**WORK TO BE COMPLETED**
Every record here needs to be written out again exactly.

**RECORDS SHOWN**
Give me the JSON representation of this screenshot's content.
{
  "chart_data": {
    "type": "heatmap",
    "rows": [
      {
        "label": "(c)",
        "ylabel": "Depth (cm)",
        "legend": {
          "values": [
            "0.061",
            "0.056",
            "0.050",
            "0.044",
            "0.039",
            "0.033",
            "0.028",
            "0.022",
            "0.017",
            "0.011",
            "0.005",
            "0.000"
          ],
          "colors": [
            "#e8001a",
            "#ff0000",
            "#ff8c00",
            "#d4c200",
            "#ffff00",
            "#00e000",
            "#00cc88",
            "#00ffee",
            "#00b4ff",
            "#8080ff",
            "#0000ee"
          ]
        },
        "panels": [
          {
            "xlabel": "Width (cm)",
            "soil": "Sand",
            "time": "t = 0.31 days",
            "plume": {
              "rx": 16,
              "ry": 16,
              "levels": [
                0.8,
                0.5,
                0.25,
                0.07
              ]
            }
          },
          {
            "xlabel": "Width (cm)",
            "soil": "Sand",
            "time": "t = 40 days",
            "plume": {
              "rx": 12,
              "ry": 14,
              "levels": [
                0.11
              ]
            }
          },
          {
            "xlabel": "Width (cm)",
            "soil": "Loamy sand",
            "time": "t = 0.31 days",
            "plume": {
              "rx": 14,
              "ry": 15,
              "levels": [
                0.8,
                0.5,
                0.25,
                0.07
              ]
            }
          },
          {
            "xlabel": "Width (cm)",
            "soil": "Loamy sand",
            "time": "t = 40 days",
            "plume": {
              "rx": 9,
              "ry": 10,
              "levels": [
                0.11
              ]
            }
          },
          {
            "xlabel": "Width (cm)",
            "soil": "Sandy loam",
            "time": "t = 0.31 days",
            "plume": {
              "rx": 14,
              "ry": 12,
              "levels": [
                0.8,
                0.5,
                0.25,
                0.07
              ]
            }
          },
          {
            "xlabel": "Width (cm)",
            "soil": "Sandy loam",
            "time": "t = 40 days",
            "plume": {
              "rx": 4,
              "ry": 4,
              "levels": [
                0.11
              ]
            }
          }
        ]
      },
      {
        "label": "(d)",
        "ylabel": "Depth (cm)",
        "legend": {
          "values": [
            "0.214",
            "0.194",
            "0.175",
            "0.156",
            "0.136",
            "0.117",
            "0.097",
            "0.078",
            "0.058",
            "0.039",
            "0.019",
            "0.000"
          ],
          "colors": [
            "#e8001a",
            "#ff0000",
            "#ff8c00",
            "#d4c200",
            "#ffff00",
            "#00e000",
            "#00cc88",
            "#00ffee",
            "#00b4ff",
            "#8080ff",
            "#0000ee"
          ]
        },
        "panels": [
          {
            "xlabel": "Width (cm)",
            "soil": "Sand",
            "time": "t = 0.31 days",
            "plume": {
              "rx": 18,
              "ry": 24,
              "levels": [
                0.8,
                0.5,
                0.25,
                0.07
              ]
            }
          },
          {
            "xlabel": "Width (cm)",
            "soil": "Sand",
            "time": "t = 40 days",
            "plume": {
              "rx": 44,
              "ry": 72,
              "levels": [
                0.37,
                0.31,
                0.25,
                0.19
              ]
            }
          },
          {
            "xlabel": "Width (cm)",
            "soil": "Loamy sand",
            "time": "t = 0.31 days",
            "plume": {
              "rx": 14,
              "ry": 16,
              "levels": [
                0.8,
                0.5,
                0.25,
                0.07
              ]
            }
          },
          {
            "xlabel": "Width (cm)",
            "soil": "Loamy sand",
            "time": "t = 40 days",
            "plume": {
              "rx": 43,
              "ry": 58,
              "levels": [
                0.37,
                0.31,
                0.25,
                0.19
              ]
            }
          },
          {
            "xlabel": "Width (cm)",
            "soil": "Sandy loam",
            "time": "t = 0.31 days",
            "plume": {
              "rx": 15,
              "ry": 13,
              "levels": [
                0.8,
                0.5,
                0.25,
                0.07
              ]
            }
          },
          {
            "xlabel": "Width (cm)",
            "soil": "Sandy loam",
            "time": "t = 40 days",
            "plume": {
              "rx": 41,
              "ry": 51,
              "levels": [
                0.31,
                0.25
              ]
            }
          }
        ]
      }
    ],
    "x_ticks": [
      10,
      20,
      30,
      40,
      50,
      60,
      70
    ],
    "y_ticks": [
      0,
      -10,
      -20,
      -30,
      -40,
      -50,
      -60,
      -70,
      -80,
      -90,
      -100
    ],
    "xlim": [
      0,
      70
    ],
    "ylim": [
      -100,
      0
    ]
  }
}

**CORRECT OUTPUT**
Give me the JSON representation of this screenshot's content.
{
  "chart_data": {
    "type": "heatmap",
    "rows": [
      {
        "label": "(c)",
        "ylabel": "Depth (cm)",
        "legend": {
          "values": [
            "0.061",
            "0.056",
            "0.050",
            "0.044",
            "0.039",
            "0.033",
            "0.028",
            "0.022",
            "0.017",
            "0.011",
            "0.005",
            "0.000"
          ],
          "colors": [
            "#e8001a",
            "#ff0000",
            "#ff8c00",
            "#d4c200",
            "#ffff00",
            "#00e000",
            "#00cc88",
            "#00ffee",
            "#00b4ff",
            "#8080ff",
            "#0000ee"
          ]
        },
        "panels": [
          {
            "xlabel": "Width (cm)",
            "soil": "Sand",
            "time": "t = 0.31 days",
            "plume": {
              "rx": 16,
              "ry": 16,
              "levels": [
                0.8,
                0.5,
                0.25,
                0.07
              ]
            }
          },
          {
            "xlabel": "Width (cm)",
            "soil": "Sand",
            "time": "t = 40 days",
            "plume": {
              "rx": 12,
              "ry": 14,
              "levels": [
                0.11
              ]
            }
          },
          {
            "xlabel": "Width (cm)",
            "soil": "Loamy sand",
            "time": "t = 0.31 days",
            "plume": {
              "rx": 14,
              "ry": 15,
              "levels": [
                0.8,
                0.5,
                0.25,
                0.07
              ]
            }
          },
          {
            "xlabel": "Width (cm)",
            "soil": "Loamy sand",
            "time": "t = 40 days",
            "plume": {
              "rx": 9,
              "ry": 10,
              "levels": [
                0.11
              ]
            }
          },
          {
            "xlabel": "Width (cm)",
            "soil": "Sandy loam",
            "time": "t = 0.31 days",
            "plume": {
              "rx": 14,
              "ry": 12,
              "levels": [
                0.8,
                0.5,
                0.25,
                0.07
              ]
            }
          },
          {
            "xlabel": "Width (cm)",
            "soil": "Sandy loam",
            "time": "t = 40 days",
            "plume": {
              "rx": 4,
              "ry": 4,
              "levels": [
                0.11
              ]
            }
          }
        ]
      },
      {
        "label": "(d)",
        "ylabel": "Depth (cm)",
        "legend": {
          "values": [
            "0.214",
            "0.194",
            "0.175",
            "0.156",
            "0.136",
            "0.117",
            "0.097",
            "0.078",
            "0.058",
            "0.039",
            "0.019",
            "0.000"
          ],
          "colors": [
            "#e8001a",
            "#ff0000",
            "#ff8c00",
            "#d4c200",
            "#ffff00",
            "#00e000",
            "#00cc88",
            "#00ffee",
            "#00b4ff",
            "#8080ff",
            "#0000ee"
          ]
        },
        "panels": [
          {
            "xlabel": "Width (cm)",
            "soil": "Sand",
            "time": "t = 0.31 days",
            "plume": {
              "rx": 18,
              "ry": 24,
              "levels": [
                0.8,
                0.5,
                0.25,
                0.07
              ]
            }
          },
          {
            "xlabel": "Width (cm)",
            "soil": "Sand",
            "time": "t = 40 days",
            "plume": {
              "rx": 44,
              "ry": 72,
              "levels": [
                0.37,
                0.31,
                0.25,
                0.19
              ]
            }
          },
          {
            "xlabel": "Width (cm)",
            "soil": "Loamy sand",
            "time": "t = 0.31 days",
            "plume": {
              "rx": 14,
              "ry": 16,
              "levels": [
                0.8,
                0.5,
                0.25,
                0.07
              ]
            }
          },
          {
            "xlabel": "Width (cm)",
            "soil": "Loamy sand",
            "time": "t = 40 days",
            "plume": {
              "rx": 43,
              "ry": 58,
              "levels": [
                0.37,
                0.31,
                0.25,
                0.19
              ]
            }
          },
          {
            "xlabel": "Width (cm)",
            "soil": "Sandy loam",
            "time": "t = 0.31 days",
            "plume": {
              "rx": 15,
              "ry": 13,
              "levels": [
                0.8,
                0.5,
                0.25,
                0.07
              ]
            }
          },
          {
            "xlabel": "Width (cm)",
            "soil": "Sandy loam",
            "time": "t = 40 days",
            "plume": {
              "rx": 41,
              "ry": 51,
              "levels": [
                0.31,
                0.25
              ]
            }
          }
        ]
      }
    ],
    "x_ticks": [
      10,
      20,
      30,
      40,
      50,
      60,
      70
    ],
    "y_ticks": [
      0,
      -10,
      -20,
      -30,
      -40,
      -50,
      -60,
      -70,
      -80,
      -90,
      -100
    ],
    "xlim": [
      0,
      70
    ],
    "ylim": [
      -100,
      0
    ]
  }
}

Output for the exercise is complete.